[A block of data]
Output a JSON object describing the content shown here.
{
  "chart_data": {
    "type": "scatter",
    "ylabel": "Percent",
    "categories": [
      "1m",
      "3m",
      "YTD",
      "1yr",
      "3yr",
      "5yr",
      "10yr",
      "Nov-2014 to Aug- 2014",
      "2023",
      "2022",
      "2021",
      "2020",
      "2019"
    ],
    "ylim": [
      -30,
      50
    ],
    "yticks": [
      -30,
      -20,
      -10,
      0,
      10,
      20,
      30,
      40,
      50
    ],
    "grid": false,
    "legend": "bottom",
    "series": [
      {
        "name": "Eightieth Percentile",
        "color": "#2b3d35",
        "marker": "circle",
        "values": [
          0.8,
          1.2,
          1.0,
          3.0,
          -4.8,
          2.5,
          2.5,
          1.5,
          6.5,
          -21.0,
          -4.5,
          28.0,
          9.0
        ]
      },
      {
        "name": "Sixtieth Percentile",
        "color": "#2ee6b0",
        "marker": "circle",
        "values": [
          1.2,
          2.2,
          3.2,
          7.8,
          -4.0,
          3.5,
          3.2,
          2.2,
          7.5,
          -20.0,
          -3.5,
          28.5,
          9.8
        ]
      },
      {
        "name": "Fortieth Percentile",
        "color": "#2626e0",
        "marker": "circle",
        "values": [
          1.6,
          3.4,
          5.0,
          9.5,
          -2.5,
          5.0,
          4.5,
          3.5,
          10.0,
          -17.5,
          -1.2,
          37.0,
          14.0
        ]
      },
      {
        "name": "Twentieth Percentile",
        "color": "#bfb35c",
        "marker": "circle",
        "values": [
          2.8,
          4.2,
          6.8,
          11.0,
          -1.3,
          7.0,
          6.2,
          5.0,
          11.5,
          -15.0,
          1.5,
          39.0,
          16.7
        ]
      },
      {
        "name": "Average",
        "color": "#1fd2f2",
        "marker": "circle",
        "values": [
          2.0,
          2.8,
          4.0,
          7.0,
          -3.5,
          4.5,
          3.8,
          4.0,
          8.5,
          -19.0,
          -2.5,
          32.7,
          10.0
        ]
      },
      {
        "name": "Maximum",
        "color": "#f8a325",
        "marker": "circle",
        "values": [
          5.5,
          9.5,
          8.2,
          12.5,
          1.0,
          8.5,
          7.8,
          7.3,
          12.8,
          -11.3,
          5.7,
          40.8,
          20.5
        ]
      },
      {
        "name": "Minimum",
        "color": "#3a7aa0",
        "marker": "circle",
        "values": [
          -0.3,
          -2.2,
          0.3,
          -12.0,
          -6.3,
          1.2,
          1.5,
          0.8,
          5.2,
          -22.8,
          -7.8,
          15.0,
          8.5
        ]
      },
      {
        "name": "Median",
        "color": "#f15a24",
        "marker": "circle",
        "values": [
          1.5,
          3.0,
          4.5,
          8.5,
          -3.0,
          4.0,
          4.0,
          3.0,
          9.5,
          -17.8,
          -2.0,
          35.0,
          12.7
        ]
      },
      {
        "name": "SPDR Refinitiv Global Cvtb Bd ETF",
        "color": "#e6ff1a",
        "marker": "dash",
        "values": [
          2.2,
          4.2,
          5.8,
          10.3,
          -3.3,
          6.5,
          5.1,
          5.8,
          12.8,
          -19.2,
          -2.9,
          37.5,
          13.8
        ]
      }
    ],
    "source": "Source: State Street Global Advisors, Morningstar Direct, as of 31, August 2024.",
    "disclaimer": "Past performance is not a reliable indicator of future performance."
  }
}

DIRECTIVE =>
Reproduce each line verbatim.

ANSWER TO THIS PROBLEM =>
Output a JSON object describing the content shown here.
{
  "chart_data": {
    "type": "scatter",
    "ylabel": "Percent",
    "categories": [
      "1m",
      "3m",
      "YTD",
      "1yr",
      "3yr",
      "5yr",
      "10yr",
      "Nov-2014 to Aug- 2014",
      "2023",
      "2022",
      "2021",
      "2020",
      "2019"
    ],
    "ylim": [
      -30,
      50
    ],
    "yticks": [
      -30,
      -20,
      -10,
      0,
      10,
      20,
      30,
      40,
      50
    ],
    "grid": false,
    "legend": "bottom",
    "series": [
      {
        "name": "Eightieth Percentile",
        "color": "#2b3d35",
        "marker": "circle",
        "values": [
          0.8,
          1.2,
          1.0,
          3.0,
          -4.8,
          2.5,
          2.5,
          1.5,
          6.5,
          -21.0,
          -4.5,
          28.0,
          9.0
        ]
      },
      {
        "name": "Sixtieth Percentile",
        "color": "#2ee6b0",
        "marker": "circle",
        "values": [
          1.2,
          2.2,
          3.2,
          7.8,
          -4.0,
          3.5,
          3.2,
          2.2,
          7.5,
          -20.0,
          -3.5,
          28.5,
          9.8
        ]
      },
      {
        "name": "Fortieth Percentile",
        "color": "#2626e0",
        "marker": "circle",
        "values": [
          1.6,
          3.4,
          5.0,
          9.5,
          -2.5,
          5.0,
          4.5,
          3.5,
          10.0,
          -17.5,
          -1.2,
          37.0,
          14.0
        ]
      },
      {
        "name": "Twentieth Percentile",
        "color": "#bfb35c",
        "marker": "circle",
        "values": [
          2.8,
          4.2,
          6.8,
          11.0,
          -1.3,
          7.0,
          6.2,
          5.0,
          11.5,
          -15.0,
          1.5,
          39.0,
          16.7
        ]
      },
      {
        "name": "Average",
        "color": "#1fd2f2",
        "marker": "circle",
        "values": [
          2.0,
          2.8,
          4.0,
          7.0,
          -3.5,
          4.5,
          3.8,
          4.0,
          8.5,
          -19.0,
          -2.5,
          32.7,
          10.0
        ]
      },
      {
        "name": "Maximum",
        "color": "#f8a325",
        "marker": "circle",
        "values": [
          5.5,
          9.5,
          8.2,
          12.5,
          1.0,
          8.5,
          7.8,
          7.3,
          12.8,
          -11.3,
          5.7,
          40.8,
          20.5
        ]
      },
      {
        "name": "Minimum",
        "color": "#3a7aa0",
        "marker": "circle",
        "values": [
          -0.3,
          -2.2,
          0.3,
          -12.0,
          -6.3,
          1.2,
          1.5,
          0.8,
          5.2,
          -22.8,
          -7.8,
          15.0,
          8.5
        ]
      },
      {
        "name": "Median",
        "color": "#f15a24",
        "marker": "circle",
        "values": [
          1.5,
          3.0,
          4.5,
          8.5,
          -3.0,
          4.0,
          4.0,
          3.0,
          9.5,
          -17.8,
          -2.0,
          35.0,
          12.7
        ]
      },
      {
        "name": "SPDR Refinitiv Global Cvtb Bd ETF",
        "color": "#e6ff1a",
        "marker": "dash",
        "values": [
          2.2,
          4.2,
          5.8,
          10.3,
          -3.3,
          6.5,
          5.1,
          5.8,
          12.8,
          -19.2,
          -2.9,
          37.5,
          13.8
        ]
      }
    ],
    "source": "Source: State Street Global Advisors, Morningstar Direct, as of 31, August 2024.",
    "disclaimer": "Past performance is not a reliable indicator of future performance."
  }
}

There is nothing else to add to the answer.